Work to do:
Where a line holds the word "Blacks", copy that line.

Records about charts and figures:
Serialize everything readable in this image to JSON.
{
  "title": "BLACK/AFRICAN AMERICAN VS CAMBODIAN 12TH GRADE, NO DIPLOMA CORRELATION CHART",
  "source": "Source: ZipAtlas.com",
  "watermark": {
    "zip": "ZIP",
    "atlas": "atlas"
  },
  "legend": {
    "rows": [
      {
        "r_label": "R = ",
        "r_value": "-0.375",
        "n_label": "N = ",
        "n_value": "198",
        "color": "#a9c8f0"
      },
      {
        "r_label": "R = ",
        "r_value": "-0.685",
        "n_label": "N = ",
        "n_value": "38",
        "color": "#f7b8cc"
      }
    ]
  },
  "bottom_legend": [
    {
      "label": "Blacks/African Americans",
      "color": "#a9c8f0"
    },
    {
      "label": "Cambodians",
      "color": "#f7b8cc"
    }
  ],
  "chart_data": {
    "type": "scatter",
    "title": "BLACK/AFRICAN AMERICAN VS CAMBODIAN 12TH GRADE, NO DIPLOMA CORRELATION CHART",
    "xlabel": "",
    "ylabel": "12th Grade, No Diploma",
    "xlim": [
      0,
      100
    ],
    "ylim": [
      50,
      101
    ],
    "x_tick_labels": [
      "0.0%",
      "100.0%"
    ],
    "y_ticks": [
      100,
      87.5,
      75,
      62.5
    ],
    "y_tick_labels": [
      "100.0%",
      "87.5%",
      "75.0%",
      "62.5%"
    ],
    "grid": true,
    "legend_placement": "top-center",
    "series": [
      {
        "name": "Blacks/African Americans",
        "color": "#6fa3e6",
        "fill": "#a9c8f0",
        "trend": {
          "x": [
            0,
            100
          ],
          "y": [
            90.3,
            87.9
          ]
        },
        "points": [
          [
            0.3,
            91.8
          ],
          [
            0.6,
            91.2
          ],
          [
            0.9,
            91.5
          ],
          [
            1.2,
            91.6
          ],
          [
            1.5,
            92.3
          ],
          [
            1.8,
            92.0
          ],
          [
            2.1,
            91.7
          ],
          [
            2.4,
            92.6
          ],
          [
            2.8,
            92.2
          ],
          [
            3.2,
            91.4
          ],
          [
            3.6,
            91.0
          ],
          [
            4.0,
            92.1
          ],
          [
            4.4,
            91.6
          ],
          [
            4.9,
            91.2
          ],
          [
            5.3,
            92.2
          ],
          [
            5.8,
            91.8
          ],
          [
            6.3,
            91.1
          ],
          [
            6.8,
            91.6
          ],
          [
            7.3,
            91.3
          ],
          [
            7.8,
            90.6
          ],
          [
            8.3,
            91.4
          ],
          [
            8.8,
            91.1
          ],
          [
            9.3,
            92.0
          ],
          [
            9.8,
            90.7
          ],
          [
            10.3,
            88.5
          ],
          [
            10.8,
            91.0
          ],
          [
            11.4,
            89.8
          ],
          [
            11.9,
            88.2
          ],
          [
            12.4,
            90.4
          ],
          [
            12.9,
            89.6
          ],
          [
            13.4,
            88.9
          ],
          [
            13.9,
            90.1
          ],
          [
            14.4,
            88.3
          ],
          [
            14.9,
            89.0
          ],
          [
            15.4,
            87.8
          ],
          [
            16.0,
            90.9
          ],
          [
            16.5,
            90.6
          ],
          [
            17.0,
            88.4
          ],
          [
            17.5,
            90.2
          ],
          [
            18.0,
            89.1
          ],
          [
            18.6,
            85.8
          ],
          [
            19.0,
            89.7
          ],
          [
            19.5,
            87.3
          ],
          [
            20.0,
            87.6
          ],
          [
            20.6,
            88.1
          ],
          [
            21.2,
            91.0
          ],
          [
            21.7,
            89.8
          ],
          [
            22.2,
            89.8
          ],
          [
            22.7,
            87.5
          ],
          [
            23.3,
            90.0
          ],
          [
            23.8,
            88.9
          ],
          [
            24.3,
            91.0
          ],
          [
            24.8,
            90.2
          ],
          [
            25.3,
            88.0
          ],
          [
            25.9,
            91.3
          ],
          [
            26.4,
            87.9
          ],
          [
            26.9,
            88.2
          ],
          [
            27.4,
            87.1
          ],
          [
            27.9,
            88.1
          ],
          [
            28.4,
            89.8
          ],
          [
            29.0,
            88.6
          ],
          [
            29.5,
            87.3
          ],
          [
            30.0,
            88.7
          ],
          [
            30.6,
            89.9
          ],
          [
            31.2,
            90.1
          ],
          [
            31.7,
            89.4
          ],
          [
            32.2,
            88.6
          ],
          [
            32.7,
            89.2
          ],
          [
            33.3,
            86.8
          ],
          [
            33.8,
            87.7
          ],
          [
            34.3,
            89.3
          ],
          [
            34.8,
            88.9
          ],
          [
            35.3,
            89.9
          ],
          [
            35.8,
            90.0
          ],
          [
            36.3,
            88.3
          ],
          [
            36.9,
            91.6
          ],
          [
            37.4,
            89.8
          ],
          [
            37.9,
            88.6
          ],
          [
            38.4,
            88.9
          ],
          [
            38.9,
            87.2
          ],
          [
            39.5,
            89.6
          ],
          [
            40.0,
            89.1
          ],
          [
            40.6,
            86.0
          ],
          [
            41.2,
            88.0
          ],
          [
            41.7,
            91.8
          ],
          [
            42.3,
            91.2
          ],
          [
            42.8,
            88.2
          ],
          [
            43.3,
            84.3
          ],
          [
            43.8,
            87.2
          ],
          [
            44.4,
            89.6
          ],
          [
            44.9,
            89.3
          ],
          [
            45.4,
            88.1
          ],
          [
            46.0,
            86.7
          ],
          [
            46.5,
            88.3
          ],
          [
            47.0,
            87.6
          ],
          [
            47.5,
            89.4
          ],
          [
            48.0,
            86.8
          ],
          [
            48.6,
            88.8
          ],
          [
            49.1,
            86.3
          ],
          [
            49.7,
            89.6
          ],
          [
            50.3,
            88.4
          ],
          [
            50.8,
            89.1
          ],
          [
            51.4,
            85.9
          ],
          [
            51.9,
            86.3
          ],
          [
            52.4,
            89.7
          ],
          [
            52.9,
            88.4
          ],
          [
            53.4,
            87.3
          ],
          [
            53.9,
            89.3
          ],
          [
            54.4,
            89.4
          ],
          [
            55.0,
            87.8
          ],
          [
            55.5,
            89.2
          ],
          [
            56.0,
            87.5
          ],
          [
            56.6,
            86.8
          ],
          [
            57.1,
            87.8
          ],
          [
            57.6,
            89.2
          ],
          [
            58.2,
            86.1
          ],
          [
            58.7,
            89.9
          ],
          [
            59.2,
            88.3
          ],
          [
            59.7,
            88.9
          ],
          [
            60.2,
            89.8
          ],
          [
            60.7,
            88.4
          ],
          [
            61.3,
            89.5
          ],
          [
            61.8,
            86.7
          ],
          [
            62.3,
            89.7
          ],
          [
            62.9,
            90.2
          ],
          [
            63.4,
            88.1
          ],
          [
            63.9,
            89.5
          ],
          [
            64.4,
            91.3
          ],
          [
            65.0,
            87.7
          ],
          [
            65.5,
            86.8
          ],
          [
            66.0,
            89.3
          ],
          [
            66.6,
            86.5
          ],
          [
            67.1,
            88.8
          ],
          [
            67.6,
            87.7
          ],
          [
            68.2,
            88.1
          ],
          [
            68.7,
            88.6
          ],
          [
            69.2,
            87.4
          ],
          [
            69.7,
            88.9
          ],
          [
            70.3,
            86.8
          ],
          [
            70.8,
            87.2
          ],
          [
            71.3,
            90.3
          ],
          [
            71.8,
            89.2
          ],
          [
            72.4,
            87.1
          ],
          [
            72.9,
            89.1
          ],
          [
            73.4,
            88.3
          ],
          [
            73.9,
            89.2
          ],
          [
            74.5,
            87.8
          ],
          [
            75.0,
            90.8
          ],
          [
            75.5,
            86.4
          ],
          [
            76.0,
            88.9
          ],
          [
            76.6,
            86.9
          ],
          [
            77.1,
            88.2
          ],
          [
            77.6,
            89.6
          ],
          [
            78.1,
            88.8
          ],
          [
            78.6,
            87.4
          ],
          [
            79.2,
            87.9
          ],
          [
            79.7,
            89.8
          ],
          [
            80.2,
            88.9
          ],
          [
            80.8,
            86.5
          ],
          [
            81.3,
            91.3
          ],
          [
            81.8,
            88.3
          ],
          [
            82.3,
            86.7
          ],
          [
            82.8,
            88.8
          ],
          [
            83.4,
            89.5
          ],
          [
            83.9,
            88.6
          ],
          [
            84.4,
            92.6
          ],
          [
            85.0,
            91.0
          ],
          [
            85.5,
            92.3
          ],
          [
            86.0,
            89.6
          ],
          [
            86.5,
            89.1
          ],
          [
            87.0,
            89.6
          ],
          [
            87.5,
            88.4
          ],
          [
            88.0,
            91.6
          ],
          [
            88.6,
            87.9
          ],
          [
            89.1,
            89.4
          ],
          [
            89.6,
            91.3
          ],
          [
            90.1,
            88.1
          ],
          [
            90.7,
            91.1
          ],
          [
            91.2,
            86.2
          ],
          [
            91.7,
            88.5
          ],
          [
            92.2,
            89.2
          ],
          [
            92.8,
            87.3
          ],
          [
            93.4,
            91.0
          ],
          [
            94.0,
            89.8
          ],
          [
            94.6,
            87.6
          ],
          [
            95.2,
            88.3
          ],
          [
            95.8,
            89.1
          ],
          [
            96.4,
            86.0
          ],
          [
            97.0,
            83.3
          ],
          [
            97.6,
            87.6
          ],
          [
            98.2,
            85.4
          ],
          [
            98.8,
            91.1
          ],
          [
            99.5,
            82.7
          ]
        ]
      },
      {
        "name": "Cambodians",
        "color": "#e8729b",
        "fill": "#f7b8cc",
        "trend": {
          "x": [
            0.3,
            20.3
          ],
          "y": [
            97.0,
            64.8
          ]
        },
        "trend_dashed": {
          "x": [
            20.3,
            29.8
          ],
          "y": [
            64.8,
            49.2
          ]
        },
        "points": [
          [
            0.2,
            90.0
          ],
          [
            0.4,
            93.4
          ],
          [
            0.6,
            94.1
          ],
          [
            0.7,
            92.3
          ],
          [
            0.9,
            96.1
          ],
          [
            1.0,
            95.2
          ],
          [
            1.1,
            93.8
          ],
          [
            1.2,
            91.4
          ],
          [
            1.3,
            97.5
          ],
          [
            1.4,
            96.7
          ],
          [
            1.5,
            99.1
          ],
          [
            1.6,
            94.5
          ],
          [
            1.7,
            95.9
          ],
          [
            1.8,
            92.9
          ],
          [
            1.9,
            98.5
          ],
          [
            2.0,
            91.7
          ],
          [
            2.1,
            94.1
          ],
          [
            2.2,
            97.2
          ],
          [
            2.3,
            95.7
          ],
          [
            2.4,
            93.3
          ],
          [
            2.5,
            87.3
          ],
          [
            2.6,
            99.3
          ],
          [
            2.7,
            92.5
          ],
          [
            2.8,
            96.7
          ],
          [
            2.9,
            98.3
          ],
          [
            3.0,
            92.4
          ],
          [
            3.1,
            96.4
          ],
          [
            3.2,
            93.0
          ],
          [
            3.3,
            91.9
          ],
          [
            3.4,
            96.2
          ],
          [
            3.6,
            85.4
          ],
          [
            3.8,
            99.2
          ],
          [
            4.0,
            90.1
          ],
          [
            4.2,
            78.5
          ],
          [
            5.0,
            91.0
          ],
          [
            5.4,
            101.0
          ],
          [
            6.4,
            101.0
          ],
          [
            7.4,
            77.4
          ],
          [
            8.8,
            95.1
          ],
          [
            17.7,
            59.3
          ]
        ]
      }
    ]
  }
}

Worked answer:
      "label": "Blacks/African Americans",
        "name": "Blacks/African Americans",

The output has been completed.